▶ Short problem
Write the data out again, exactly as given.

▶ Provided material
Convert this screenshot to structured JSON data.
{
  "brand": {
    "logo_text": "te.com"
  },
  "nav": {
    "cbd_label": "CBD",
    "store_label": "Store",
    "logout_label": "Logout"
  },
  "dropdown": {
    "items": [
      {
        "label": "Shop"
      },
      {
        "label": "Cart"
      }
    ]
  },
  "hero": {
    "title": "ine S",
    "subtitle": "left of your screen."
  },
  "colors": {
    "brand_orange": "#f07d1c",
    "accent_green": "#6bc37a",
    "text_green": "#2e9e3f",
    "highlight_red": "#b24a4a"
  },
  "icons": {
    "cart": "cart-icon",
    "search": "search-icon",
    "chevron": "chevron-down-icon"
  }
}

▶ Correct result
Convert this screenshot to structured JSON data.
{
  "brand": {
    "logo_text": "te.com"
  },
  "nav": {
    "cbd_label": "CBD",
    "store_label": "Store",
    "logout_label": "Logout"
  },
  "dropdown": {
    "items": [
      {
        "label": "Shop"
      },
      {
        "label": "Cart"
      }
    ]
  },
  "hero": {
    "title": "ine S",
    "subtitle": "left of your screen."
  },
  "colors": {
    "brand_orange": "#f07d1c",
    "accent_green": "#6bc37a",
    "text_green": "#2e9e3f",
    "highlight_red": "#b24a4a"
  },
  "icons": {
    "cart": "cart-icon",
    "search": "search-icon",
    "chevron": "chevron-down-icon"
  }
}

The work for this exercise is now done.